Find each line containing the string "climatology". Copy it.

[START OF Records]

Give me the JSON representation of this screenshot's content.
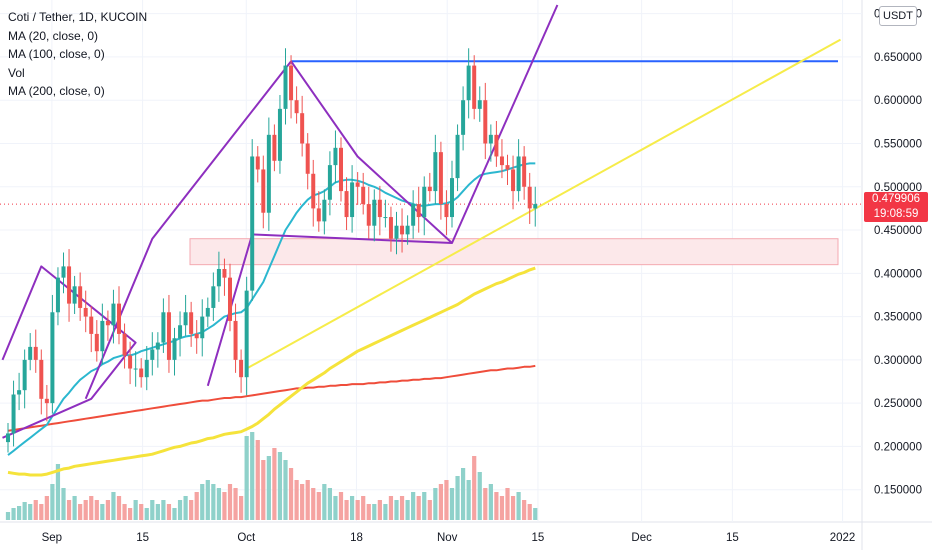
{
  "legend": {
    "title": "Coti / Tether, 1D, KUCOIN",
    "lines": [
      "MA (20, close, 0)",
      "MA (100, close, 0)",
      "Vol",
      "MA (200, close, 0)"
    ]
  },
  "unit_label": "USDT",
  "last_price": {
    "value": "0.479906",
    "countdown": "19:08:59",
    "color": "#f23645"
  },
  "colors": {
    "up": "#26a69a",
    "down": "#ef5350",
    "vol_up": "#8fd1ca",
    "vol_down": "#f5a3a1",
    "ma20": "#2bb7cf",
    "ma100": "#f5e33b",
    "ma200": "#ef4d3b",
    "purple": "#8e2fbf",
    "blue": "#2962ff",
    "yellow_line": "#f6ec4a",
    "zone_fill": "#fce8ea",
    "zone_border": "#f4a9b1"
  },
  "chart_data": {
    "type": "candlestick",
    "y_axis": {
      "ticks": [
        "0.150000",
        "0.200000",
        "0.250000",
        "0.300000",
        "0.350000",
        "0.400000",
        "0.450000",
        "0.500000",
        "0.550000",
        "0.600000",
        "0.650000",
        "0.700000"
      ],
      "range": [
        0.115,
        0.71
      ]
    },
    "x_axis": {
      "ticks": [
        {
          "label": "Sep",
          "day": 30
        },
        {
          "label": "15",
          "day": 44
        },
        {
          "label": "Oct",
          "day": 60
        },
        {
          "label": "18",
          "day": 77
        },
        {
          "label": "Nov",
          "day": 91
        },
        {
          "label": "15",
          "day": 105
        },
        {
          "label": "Dec",
          "day": 121
        },
        {
          "label": "15",
          "day": 135
        },
        {
          "label": "2022",
          "day": 152
        }
      ],
      "day_range": [
        22,
        155
      ]
    },
    "closes": [
      0.215,
      0.26,
      0.265,
      0.3,
      0.315,
      0.3,
      0.255,
      0.25,
      0.355,
      0.395,
      0.408,
      0.365,
      0.385,
      0.36,
      0.35,
      0.33,
      0.31,
      0.345,
      0.34,
      0.365,
      0.33,
      0.305,
      0.29,
      0.29,
      0.28,
      0.3,
      0.312,
      0.32,
      0.355,
      0.3,
      0.325,
      0.34,
      0.355,
      0.33,
      0.325,
      0.35,
      0.36,
      0.385,
      0.405,
      0.395,
      0.345,
      0.3,
      0.28,
      0.38,
      0.535,
      0.52,
      0.47,
      0.56,
      0.53,
      0.59,
      0.64,
      0.6,
      0.585,
      0.55,
      0.515,
      0.475,
      0.46,
      0.485,
      0.525,
      0.545,
      0.495,
      0.465,
      0.505,
      0.5,
      0.48,
      0.455,
      0.485,
      0.465,
      0.465,
      0.44,
      0.455,
      0.445,
      0.455,
      0.48,
      0.465,
      0.5,
      0.495,
      0.54,
      0.48,
      0.465,
      0.51,
      0.56,
      0.6,
      0.64,
      0.59,
      0.6,
      0.55,
      0.56,
      0.535,
      0.525,
      0.52,
      0.495,
      0.535,
      0.5,
      0.475,
      0.48
    ],
    "volumes": [
      0.2,
      0.3,
      0.35,
      0.45,
      0.4,
      0.5,
      0.4,
      0.6,
      0.9,
      1.4,
      0.8,
      0.5,
      0.6,
      0.4,
      0.5,
      0.6,
      0.5,
      0.4,
      0.5,
      0.7,
      0.6,
      0.4,
      0.3,
      0.5,
      0.4,
      0.3,
      0.5,
      0.4,
      0.5,
      0.4,
      0.3,
      0.5,
      0.6,
      0.5,
      0.7,
      0.9,
      1.0,
      0.9,
      0.8,
      0.7,
      0.9,
      0.8,
      0.6,
      2.1,
      2.2,
      2.0,
      1.5,
      1.6,
      1.8,
      1.7,
      1.5,
      1.3,
      1.0,
      0.9,
      1.0,
      0.8,
      0.7,
      0.9,
      0.8,
      0.6,
      0.7,
      0.5,
      0.6,
      0.5,
      0.6,
      0.4,
      0.4,
      0.5,
      0.4,
      0.6,
      0.5,
      0.6,
      0.5,
      0.7,
      0.6,
      0.7,
      0.5,
      0.8,
      0.9,
      1.0,
      0.8,
      1.1,
      1.3,
      1.0,
      1.6,
      1.2,
      0.8,
      0.9,
      0.7,
      0.6,
      0.8,
      0.6,
      0.7,
      0.5,
      0.4,
      0.3
    ],
    "ma20": [
      0.19,
      0.195,
      0.2,
      0.205,
      0.21,
      0.215,
      0.22,
      0.225,
      0.235,
      0.245,
      0.255,
      0.262,
      0.27,
      0.277,
      0.282,
      0.287,
      0.29,
      0.295,
      0.298,
      0.302,
      0.304,
      0.306,
      0.305,
      0.307,
      0.31,
      0.312,
      0.314,
      0.316,
      0.318,
      0.32,
      0.322,
      0.325,
      0.327,
      0.328,
      0.33,
      0.332,
      0.336,
      0.34,
      0.345,
      0.35,
      0.352,
      0.354,
      0.355,
      0.36,
      0.37,
      0.38,
      0.39,
      0.405,
      0.42,
      0.435,
      0.45,
      0.46,
      0.47,
      0.478,
      0.485,
      0.49,
      0.492,
      0.495,
      0.5,
      0.505,
      0.507,
      0.508,
      0.508,
      0.507,
      0.505,
      0.502,
      0.5,
      0.497,
      0.493,
      0.49,
      0.487,
      0.484,
      0.482,
      0.48,
      0.478,
      0.478,
      0.479,
      0.48,
      0.48,
      0.481,
      0.483,
      0.488,
      0.495,
      0.502,
      0.508,
      0.513,
      0.515,
      0.516,
      0.517,
      0.518,
      0.52,
      0.522,
      0.524,
      0.526,
      0.527,
      0.527
    ],
    "ma100": [
      0.17,
      0.169,
      0.168,
      0.168,
      0.167,
      0.167,
      0.167,
      0.168,
      0.17,
      0.172,
      0.174,
      0.175,
      0.177,
      0.178,
      0.179,
      0.18,
      0.181,
      0.182,
      0.183,
      0.184,
      0.185,
      0.186,
      0.187,
      0.188,
      0.189,
      0.19,
      0.191,
      0.193,
      0.195,
      0.197,
      0.199,
      0.2,
      0.202,
      0.204,
      0.205,
      0.207,
      0.209,
      0.21,
      0.212,
      0.214,
      0.215,
      0.216,
      0.217,
      0.22,
      0.223,
      0.227,
      0.232,
      0.237,
      0.243,
      0.248,
      0.253,
      0.258,
      0.263,
      0.268,
      0.273,
      0.277,
      0.281,
      0.285,
      0.29,
      0.294,
      0.298,
      0.302,
      0.306,
      0.31,
      0.313,
      0.316,
      0.319,
      0.322,
      0.325,
      0.328,
      0.331,
      0.334,
      0.337,
      0.34,
      0.343,
      0.346,
      0.349,
      0.352,
      0.355,
      0.358,
      0.361,
      0.364,
      0.368,
      0.372,
      0.376,
      0.379,
      0.382,
      0.385,
      0.388,
      0.39,
      0.393,
      0.396,
      0.399,
      0.401,
      0.404,
      0.406
    ],
    "ma200": [
      0.218,
      0.219,
      0.22,
      0.221,
      0.222,
      0.223,
      0.224,
      0.225,
      0.226,
      0.227,
      0.228,
      0.229,
      0.23,
      0.231,
      0.232,
      0.233,
      0.234,
      0.235,
      0.236,
      0.237,
      0.238,
      0.239,
      0.24,
      0.241,
      0.242,
      0.243,
      0.244,
      0.245,
      0.246,
      0.247,
      0.248,
      0.249,
      0.25,
      0.251,
      0.252,
      0.253,
      0.253,
      0.254,
      0.255,
      0.256,
      0.256,
      0.257,
      0.257,
      0.258,
      0.259,
      0.26,
      0.261,
      0.262,
      0.263,
      0.264,
      0.265,
      0.266,
      0.267,
      0.267,
      0.268,
      0.268,
      0.269,
      0.269,
      0.27,
      0.27,
      0.271,
      0.271,
      0.272,
      0.272,
      0.272,
      0.273,
      0.273,
      0.274,
      0.274,
      0.275,
      0.275,
      0.276,
      0.276,
      0.277,
      0.277,
      0.278,
      0.278,
      0.279,
      0.279,
      0.28,
      0.281,
      0.282,
      0.283,
      0.284,
      0.285,
      0.286,
      0.287,
      0.288,
      0.288,
      0.289,
      0.29,
      0.29,
      0.291,
      0.292,
      0.292,
      0.293
    ],
    "drawings": {
      "resistance_line": {
        "y": 0.645,
        "x_start_idx": 51,
        "x_end_day": 155
      },
      "support_zone": {
        "y_top": 0.44,
        "y_bottom": 0.41
      },
      "triangle1": [
        [
          -1,
          0.3
        ],
        [
          6,
          0.408
        ],
        [
          23,
          0.32
        ],
        [
          15,
          0.255
        ],
        [
          -1,
          0.21
        ]
      ],
      "triangle2": [
        [
          51,
          0.645
        ],
        [
          63,
          0.535
        ],
        [
          80,
          0.435
        ],
        [
          44,
          0.445
        ],
        [
          36,
          0.27
        ]
      ],
      "rising_purple": [
        [
          14,
          0.255
        ],
        [
          26,
          0.44
        ],
        [
          51,
          0.645
        ]
      ],
      "rising_purple2": [
        [
          80,
          0.435
        ],
        [
          99,
          0.71
        ]
      ],
      "yellow_trend": [
        [
          43,
          0.29
        ],
        [
          150,
          0.67
        ]
      ]
    }
  }
}
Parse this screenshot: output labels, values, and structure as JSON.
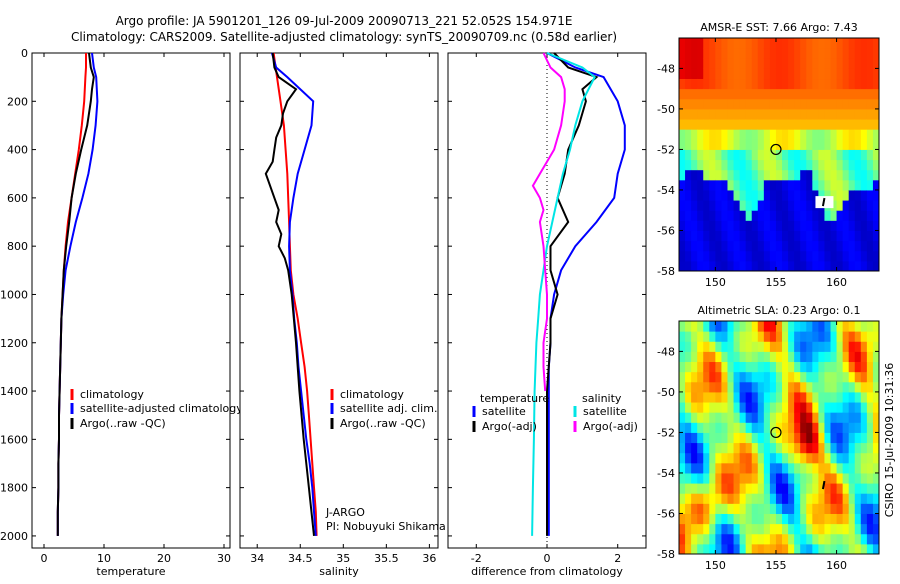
{
  "header": {
    "line1": "Argo profile: JA 5901201_126 09-Jul-2009 20090713_221 52.052S 154.971E",
    "line2": "Climatology: CARS2009. Satellite-adjusted climatology: synTS_20090709.nc (0.58d earlier)"
  },
  "colors": {
    "climatology": "#ff0000",
    "satellite": "#0000ff",
    "argo": "#000000",
    "sat_salinity": "#00e5e5",
    "argo_adj_salinity": "#ff00ff"
  },
  "chart_data": [
    {
      "type": "line",
      "xlabel": "temperature",
      "xlim": [
        -2,
        31
      ],
      "ylim": [
        0,
        2050
      ],
      "y_reversed": true,
      "xticks": [
        0,
        10,
        20,
        30
      ],
      "yticks": [
        0,
        200,
        400,
        600,
        800,
        1000,
        1200,
        1400,
        1600,
        1800,
        2000
      ],
      "legend": [
        "climatology",
        "satellite-adjusted climatology",
        "Argo(..raw -QC)"
      ],
      "series": [
        {
          "name": "climatology",
          "color": "#ff0000",
          "y": [
            0,
            60,
            100,
            200,
            300,
            400,
            500,
            600,
            700,
            800,
            900,
            1000,
            1100,
            1200,
            1300,
            1400,
            1500,
            1600,
            1700,
            1800,
            1900,
            2000
          ],
          "x": [
            7.0,
            7.0,
            6.9,
            6.7,
            6.3,
            5.8,
            5.2,
            4.6,
            4.0,
            3.6,
            3.3,
            3.1,
            2.9,
            2.8,
            2.7,
            2.6,
            2.5,
            2.5,
            2.4,
            2.4,
            2.3,
            2.3
          ]
        },
        {
          "name": "satellite-adjusted climatology",
          "color": "#0000ff",
          "y": [
            0,
            60,
            100,
            200,
            300,
            400,
            500,
            600,
            700,
            800,
            900,
            1000,
            1100,
            1200,
            1300,
            1400,
            1500,
            1600,
            1700,
            1800,
            1900,
            2000
          ],
          "x": [
            8.0,
            8.3,
            8.7,
            8.9,
            8.6,
            8.1,
            7.4,
            6.4,
            5.3,
            4.4,
            3.6,
            3.2,
            2.9,
            2.8,
            2.7,
            2.6,
            2.5,
            2.5,
            2.4,
            2.4,
            2.3,
            2.3
          ]
        },
        {
          "name": "Argo(..raw -QC)",
          "color": "#000000",
          "y": [
            0,
            60,
            100,
            150,
            200,
            300,
            400,
            500,
            600,
            700,
            800,
            900,
            1000,
            1100,
            1200,
            1300,
            1400,
            1500,
            1600,
            1700,
            1800,
            1900,
            2000
          ],
          "x": [
            7.5,
            7.8,
            8.3,
            8.0,
            7.8,
            7.2,
            6.2,
            5.3,
            4.6,
            4.2,
            3.7,
            3.3,
            3.1,
            2.9,
            2.8,
            2.7,
            2.6,
            2.5,
            2.5,
            2.4,
            2.4,
            2.3,
            2.3
          ]
        }
      ]
    },
    {
      "type": "line",
      "xlabel": "salinity",
      "xlim": [
        33.8,
        36.1
      ],
      "ylim": [
        0,
        2050
      ],
      "y_reversed": true,
      "xticks": [
        34,
        34.5,
        35,
        35.5,
        36
      ],
      "xtick_labels": [
        "34",
        "34.5",
        "35",
        "35.5",
        "36"
      ],
      "yticks": [
        0,
        200,
        400,
        600,
        800,
        1000,
        1200,
        1400,
        1600,
        1800,
        2000
      ],
      "legend": [
        "climatology",
        "satellite adj. clim.",
        "Argo(..raw -QC)"
      ],
      "annotations": [
        "J-ARGO",
        "PI: Nobuyuki Shikama"
      ],
      "series": [
        {
          "name": "climatology",
          "color": "#ff0000",
          "y": [
            0,
            100,
            200,
            300,
            400,
            500,
            600,
            700,
            800,
            900,
            1000,
            1100,
            1200,
            1300,
            1400,
            1500,
            1600,
            1700,
            1800,
            1900,
            2000
          ],
          "x": [
            34.19,
            34.23,
            34.27,
            34.31,
            34.33,
            34.35,
            34.36,
            34.37,
            34.38,
            34.39,
            34.42,
            34.47,
            34.51,
            34.55,
            34.58,
            34.6,
            34.62,
            34.64,
            34.66,
            34.68,
            34.69
          ]
        },
        {
          "name": "satellite adj. clim.",
          "color": "#0000ff",
          "y": [
            0,
            60,
            100,
            200,
            300,
            400,
            500,
            600,
            700,
            800,
            900,
            1000,
            1100,
            1200,
            1300,
            1400,
            1500,
            1600,
            1700,
            1800,
            1900,
            2000
          ],
          "x": [
            34.17,
            34.22,
            34.35,
            34.65,
            34.63,
            34.55,
            34.47,
            34.42,
            34.38,
            34.37,
            34.38,
            34.41,
            34.43,
            34.46,
            34.48,
            34.51,
            34.54,
            34.57,
            34.61,
            34.64,
            34.66,
            34.68
          ]
        },
        {
          "name": "Argo(..raw -QC)",
          "color": "#000000",
          "y": [
            0,
            60,
            100,
            150,
            200,
            250,
            300,
            350,
            400,
            450,
            500,
            550,
            600,
            650,
            700,
            750,
            800,
            850,
            900,
            1000,
            1200,
            1400,
            1600,
            1800,
            2000
          ],
          "x": [
            34.18,
            34.2,
            34.25,
            34.45,
            34.35,
            34.3,
            34.28,
            34.22,
            34.2,
            34.18,
            34.1,
            34.15,
            34.2,
            34.25,
            34.22,
            34.28,
            34.25,
            34.32,
            34.36,
            34.4,
            34.45,
            34.49,
            34.54,
            34.6,
            34.66
          ]
        }
      ]
    },
    {
      "type": "line",
      "xlabel": "difference from climatology",
      "xlim": [
        -2.8,
        2.8
      ],
      "ylim": [
        0,
        2050
      ],
      "y_reversed": true,
      "xticks": [
        -2,
        0,
        2
      ],
      "yticks": [
        0,
        200,
        400,
        600,
        800,
        1000,
        1200,
        1400,
        1600,
        1800,
        2000
      ],
      "zero_line": "dotted",
      "legend_titles": [
        "temperature",
        "salinity"
      ],
      "legend": [
        "satellite",
        "Argo(-adj)",
        "satellite",
        "Argo(-adj)"
      ],
      "series": [
        {
          "name": "temperature satellite",
          "color": "#0000ff",
          "y": [
            0,
            60,
            100,
            200,
            300,
            400,
            500,
            600,
            700,
            800,
            900,
            1000,
            1100,
            1200,
            1300,
            1400,
            1600,
            1800,
            2000
          ],
          "x": [
            0.0,
            0.8,
            1.6,
            2.0,
            2.2,
            2.2,
            2.0,
            1.9,
            1.4,
            0.8,
            0.4,
            0.2,
            0.1,
            0.1,
            0.05,
            0.05,
            0.05,
            0.05,
            0.05
          ]
        },
        {
          "name": "temperature Argo(-adj)",
          "color": "#000000",
          "y": [
            0,
            60,
            100,
            150,
            200,
            300,
            400,
            500,
            600,
            700,
            800,
            900,
            1000,
            1100,
            1200,
            1400,
            1600,
            1800,
            2000
          ],
          "x": [
            0.2,
            0.6,
            1.4,
            1.0,
            1.1,
            0.9,
            0.6,
            0.5,
            0.3,
            0.6,
            0.1,
            0.1,
            0.3,
            0.1,
            0.1,
            0.0,
            0.0,
            0.0,
            0.0
          ]
        },
        {
          "name": "salinity satellite",
          "color": "#00e5e5",
          "y": [
            0,
            60,
            100,
            200,
            300,
            400,
            500,
            600,
            700,
            800,
            900,
            1000,
            1100,
            1200,
            1400,
            1600,
            1800,
            2000
          ],
          "x": [
            0.0,
            1.0,
            1.35,
            1.0,
            0.8,
            0.65,
            0.45,
            0.3,
            0.15,
            0.0,
            -0.1,
            -0.2,
            -0.25,
            -0.3,
            -0.35,
            -0.37,
            -0.4,
            -0.42
          ]
        },
        {
          "name": "salinity Argo(-adj)",
          "color": "#ff00ff",
          "y": [
            0,
            60,
            100,
            150,
            200,
            300,
            400,
            500,
            550,
            600,
            650,
            700,
            800,
            900,
            1000,
            1100,
            1200,
            1300,
            1400
          ],
          "x": [
            -0.1,
            0.1,
            0.4,
            0.5,
            0.5,
            0.4,
            0.2,
            -0.2,
            -0.4,
            -0.2,
            -0.1,
            -0.2,
            -0.1,
            -0.05,
            0.0,
            0.0,
            -0.1,
            -0.1,
            -0.05
          ]
        }
      ]
    },
    {
      "type": "heatmap",
      "title": "AMSR-E SST: 7.66 Argo: 7.43",
      "xlim": [
        147,
        163.5
      ],
      "ylim": [
        -58,
        -46.5
      ],
      "xticks": [
        150,
        155,
        160
      ],
      "yticks": [
        -48,
        -50,
        -52,
        -54,
        -56,
        -58
      ],
      "argo_position": [
        155,
        -52
      ],
      "marker_position": [
        159,
        -54.6
      ]
    },
    {
      "type": "heatmap",
      "title": "Altimetric SLA: 0.23 Argo: 0.1",
      "xlim": [
        147,
        163.5
      ],
      "ylim": [
        -58,
        -46.5
      ],
      "xticks": [
        150,
        155,
        160
      ],
      "yticks": [
        -48,
        -50,
        -52,
        -54,
        -56,
        -58
      ],
      "argo_position": [
        155,
        -52
      ],
      "marker_position": [
        159,
        -54.6
      ],
      "side_label": "CSIRO 15-Jul-2009 10:31:36"
    }
  ]
}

[END OF Records]

→ **Full answer**:
    "line2": "Climatology: CARS2009. Satellite-adjusted climatology: synTS_20090709.nc (0.58d earlier)"
    "climatology": "#ff0000",
        "climatology",
        "satellite-adjusted climatology",
          "name": "climatology",
          "name": "satellite-adjusted climatology",
        "climatology",
          "name": "climatology",
      "xlabel": "difference from climatology",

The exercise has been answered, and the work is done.